▶ **Dataset records**
BEGIN
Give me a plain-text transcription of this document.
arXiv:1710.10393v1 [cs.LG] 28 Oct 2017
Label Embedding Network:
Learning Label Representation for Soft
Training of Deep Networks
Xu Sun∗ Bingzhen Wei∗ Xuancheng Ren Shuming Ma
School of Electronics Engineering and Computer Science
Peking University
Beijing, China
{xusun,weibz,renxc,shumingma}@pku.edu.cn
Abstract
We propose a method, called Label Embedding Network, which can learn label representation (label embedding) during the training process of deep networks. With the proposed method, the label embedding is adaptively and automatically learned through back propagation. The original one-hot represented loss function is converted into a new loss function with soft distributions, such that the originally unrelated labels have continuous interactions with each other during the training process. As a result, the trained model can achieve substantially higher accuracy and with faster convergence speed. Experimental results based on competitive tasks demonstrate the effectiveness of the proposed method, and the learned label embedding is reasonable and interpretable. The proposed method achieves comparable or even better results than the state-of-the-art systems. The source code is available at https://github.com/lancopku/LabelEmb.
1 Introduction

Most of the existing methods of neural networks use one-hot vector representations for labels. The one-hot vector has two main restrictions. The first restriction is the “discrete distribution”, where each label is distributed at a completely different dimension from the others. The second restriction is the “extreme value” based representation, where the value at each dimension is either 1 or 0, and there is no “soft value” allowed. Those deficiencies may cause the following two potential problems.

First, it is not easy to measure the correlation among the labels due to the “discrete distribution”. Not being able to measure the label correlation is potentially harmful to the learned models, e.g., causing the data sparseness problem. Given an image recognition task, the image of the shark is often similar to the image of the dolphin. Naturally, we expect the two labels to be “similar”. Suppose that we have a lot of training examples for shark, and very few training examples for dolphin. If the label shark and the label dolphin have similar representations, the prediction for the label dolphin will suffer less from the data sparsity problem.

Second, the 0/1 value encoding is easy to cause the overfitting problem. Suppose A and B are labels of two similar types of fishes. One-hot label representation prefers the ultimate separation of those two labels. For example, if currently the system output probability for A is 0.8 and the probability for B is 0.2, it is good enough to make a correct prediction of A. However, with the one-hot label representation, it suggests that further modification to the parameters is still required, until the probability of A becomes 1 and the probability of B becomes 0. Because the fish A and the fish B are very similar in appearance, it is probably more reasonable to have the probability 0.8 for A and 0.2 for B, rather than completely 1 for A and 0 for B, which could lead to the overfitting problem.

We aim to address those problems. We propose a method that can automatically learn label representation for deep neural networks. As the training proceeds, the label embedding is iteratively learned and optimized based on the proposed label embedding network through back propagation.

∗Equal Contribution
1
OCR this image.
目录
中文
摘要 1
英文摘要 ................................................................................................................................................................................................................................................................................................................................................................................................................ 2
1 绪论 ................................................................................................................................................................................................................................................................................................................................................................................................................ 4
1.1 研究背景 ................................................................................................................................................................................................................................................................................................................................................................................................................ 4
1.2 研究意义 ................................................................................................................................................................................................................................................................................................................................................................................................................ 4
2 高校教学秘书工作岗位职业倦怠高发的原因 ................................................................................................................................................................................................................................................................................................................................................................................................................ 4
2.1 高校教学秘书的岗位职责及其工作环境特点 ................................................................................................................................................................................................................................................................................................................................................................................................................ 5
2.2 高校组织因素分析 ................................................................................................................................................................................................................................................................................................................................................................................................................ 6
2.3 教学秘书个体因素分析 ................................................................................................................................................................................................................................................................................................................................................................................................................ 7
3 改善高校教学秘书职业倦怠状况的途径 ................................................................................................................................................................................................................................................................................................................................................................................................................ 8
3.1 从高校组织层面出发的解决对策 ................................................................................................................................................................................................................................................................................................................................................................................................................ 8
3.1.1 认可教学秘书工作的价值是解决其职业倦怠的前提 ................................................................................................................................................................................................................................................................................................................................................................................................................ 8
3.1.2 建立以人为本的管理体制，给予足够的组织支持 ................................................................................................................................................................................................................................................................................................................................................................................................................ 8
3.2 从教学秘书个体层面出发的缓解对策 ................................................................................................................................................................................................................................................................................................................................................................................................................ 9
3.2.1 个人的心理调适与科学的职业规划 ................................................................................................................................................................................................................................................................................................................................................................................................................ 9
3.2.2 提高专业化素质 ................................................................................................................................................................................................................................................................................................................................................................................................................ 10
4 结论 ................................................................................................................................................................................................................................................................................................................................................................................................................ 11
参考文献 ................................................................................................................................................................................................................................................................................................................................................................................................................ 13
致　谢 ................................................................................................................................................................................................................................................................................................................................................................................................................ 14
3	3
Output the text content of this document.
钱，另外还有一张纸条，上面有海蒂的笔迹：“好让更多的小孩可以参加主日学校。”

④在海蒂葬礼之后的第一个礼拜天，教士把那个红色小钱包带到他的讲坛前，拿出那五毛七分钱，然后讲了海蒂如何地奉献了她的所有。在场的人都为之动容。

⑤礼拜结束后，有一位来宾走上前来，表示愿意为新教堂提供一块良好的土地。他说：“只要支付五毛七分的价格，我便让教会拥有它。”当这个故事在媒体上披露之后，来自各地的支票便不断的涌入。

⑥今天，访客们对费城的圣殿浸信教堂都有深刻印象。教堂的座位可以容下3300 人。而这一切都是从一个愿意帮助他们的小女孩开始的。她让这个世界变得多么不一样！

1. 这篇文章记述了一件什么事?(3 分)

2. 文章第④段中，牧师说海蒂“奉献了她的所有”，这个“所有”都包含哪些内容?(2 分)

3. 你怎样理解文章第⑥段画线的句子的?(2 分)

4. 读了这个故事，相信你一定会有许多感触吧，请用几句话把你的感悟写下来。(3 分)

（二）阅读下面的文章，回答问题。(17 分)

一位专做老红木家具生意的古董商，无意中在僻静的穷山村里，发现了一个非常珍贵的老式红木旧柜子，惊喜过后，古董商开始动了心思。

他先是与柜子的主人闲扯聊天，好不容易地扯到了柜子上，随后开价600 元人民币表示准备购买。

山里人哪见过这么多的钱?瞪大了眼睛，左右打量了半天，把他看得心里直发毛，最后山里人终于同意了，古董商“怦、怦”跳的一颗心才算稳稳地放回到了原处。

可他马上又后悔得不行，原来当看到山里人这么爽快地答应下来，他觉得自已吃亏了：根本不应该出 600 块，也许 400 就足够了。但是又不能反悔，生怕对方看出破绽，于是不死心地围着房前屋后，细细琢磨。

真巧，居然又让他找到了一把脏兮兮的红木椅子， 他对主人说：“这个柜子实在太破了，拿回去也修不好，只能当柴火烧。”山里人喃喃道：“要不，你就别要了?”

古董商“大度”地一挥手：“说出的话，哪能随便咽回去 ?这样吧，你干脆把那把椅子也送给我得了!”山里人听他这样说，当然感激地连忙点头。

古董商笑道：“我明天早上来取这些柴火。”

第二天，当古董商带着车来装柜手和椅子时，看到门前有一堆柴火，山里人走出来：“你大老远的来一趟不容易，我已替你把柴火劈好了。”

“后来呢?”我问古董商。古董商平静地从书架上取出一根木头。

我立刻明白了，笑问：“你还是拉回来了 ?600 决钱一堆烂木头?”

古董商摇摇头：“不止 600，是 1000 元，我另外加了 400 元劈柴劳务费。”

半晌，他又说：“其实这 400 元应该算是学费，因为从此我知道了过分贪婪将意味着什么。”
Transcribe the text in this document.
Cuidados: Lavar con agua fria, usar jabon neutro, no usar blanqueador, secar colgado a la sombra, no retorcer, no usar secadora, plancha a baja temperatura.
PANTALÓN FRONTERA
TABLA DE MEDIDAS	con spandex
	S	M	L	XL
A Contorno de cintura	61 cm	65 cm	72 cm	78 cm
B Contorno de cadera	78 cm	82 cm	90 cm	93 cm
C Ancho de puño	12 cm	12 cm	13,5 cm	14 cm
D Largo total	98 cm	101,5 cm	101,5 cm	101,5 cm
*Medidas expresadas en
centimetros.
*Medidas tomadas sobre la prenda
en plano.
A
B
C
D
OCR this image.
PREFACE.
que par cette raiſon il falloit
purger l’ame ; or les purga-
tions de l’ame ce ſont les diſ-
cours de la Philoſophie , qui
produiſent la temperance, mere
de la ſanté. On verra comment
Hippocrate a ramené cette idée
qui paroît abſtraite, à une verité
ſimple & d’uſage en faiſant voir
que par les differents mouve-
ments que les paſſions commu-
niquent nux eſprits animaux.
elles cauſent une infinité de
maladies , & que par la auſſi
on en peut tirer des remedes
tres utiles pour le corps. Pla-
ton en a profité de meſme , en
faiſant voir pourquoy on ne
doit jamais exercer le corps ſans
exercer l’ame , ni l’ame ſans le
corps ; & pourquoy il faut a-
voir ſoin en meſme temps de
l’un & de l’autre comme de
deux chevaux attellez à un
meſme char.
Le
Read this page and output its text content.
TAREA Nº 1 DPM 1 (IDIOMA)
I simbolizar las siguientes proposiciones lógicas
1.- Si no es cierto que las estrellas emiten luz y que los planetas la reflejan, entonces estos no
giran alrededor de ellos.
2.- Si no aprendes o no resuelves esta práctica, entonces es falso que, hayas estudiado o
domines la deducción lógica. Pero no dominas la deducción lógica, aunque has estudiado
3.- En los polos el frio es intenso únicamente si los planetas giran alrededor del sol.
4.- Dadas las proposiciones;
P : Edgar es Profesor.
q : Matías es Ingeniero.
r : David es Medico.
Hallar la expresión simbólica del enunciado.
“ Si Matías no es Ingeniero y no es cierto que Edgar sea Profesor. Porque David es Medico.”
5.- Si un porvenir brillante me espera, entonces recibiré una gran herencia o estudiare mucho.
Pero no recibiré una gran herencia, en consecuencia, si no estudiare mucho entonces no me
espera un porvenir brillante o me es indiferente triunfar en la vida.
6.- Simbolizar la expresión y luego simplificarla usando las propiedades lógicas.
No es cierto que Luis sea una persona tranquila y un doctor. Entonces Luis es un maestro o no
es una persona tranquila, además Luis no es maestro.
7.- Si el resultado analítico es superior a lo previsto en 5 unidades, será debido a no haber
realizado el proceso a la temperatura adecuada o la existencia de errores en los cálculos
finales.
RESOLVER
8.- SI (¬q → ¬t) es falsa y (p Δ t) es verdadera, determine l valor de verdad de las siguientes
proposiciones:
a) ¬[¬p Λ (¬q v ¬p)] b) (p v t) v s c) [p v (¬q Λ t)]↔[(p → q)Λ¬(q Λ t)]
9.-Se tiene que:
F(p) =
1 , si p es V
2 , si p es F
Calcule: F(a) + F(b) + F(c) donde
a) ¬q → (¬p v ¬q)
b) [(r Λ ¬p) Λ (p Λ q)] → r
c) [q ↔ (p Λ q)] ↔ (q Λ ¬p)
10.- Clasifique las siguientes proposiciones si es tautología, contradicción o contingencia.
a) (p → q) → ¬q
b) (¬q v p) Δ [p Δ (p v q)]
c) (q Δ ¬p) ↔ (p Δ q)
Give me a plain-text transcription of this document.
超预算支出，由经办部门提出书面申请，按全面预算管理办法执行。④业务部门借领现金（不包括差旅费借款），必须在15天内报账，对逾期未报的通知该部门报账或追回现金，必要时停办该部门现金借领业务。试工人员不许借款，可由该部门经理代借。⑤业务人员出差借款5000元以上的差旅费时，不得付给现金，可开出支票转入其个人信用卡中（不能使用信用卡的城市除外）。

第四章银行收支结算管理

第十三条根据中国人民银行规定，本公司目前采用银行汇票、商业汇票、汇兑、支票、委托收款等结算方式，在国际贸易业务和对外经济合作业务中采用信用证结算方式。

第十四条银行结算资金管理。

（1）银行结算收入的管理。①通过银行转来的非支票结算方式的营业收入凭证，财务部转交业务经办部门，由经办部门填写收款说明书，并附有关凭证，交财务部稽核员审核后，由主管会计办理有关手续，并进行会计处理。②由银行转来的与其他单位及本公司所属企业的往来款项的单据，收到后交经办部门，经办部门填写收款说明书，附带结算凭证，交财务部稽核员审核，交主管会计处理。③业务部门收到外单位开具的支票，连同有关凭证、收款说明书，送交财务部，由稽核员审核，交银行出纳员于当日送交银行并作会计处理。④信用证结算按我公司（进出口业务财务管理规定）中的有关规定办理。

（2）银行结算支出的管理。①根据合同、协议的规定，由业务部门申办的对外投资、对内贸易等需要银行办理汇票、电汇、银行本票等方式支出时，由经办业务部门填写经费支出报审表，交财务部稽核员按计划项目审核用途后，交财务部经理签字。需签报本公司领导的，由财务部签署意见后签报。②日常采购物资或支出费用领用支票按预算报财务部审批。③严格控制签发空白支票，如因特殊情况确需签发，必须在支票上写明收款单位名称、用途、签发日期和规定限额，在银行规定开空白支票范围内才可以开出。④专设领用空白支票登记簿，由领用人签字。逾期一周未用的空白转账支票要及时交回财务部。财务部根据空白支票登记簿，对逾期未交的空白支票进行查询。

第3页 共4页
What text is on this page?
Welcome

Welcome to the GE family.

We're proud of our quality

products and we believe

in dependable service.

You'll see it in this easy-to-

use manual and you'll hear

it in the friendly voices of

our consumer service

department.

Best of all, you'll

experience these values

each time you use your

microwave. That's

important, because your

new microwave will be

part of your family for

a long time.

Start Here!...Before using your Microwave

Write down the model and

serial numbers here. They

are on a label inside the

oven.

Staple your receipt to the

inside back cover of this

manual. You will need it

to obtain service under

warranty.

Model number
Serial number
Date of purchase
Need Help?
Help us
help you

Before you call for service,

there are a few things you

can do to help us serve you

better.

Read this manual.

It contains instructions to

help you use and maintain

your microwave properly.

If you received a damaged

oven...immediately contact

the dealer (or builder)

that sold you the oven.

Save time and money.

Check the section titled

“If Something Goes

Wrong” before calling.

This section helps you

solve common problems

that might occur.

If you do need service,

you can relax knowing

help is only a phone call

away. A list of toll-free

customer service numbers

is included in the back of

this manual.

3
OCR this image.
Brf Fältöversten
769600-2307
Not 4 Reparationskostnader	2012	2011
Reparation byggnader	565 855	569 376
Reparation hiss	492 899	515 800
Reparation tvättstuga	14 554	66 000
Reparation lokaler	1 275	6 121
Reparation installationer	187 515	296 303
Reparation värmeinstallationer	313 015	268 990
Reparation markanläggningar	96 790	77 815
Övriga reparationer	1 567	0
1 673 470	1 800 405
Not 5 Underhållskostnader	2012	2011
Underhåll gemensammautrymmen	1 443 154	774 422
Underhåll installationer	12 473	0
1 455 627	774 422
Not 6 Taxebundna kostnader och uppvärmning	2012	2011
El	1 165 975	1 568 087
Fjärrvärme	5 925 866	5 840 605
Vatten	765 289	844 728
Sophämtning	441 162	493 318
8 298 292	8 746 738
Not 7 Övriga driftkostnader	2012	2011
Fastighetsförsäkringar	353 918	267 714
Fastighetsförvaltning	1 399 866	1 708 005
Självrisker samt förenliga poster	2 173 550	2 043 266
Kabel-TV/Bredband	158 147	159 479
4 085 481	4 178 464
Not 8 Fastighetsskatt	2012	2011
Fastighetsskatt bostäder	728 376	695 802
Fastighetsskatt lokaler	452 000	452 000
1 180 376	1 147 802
END
Scan the lines for the string "gran". Pick out every line that has it.

5.- Si un porvenir brillante me espera, entonces recibiré una gran herencia o estudiare mucho.
Pero no recibiré una gran herencia, en consecuencia, si no estudiare mucho entonces no me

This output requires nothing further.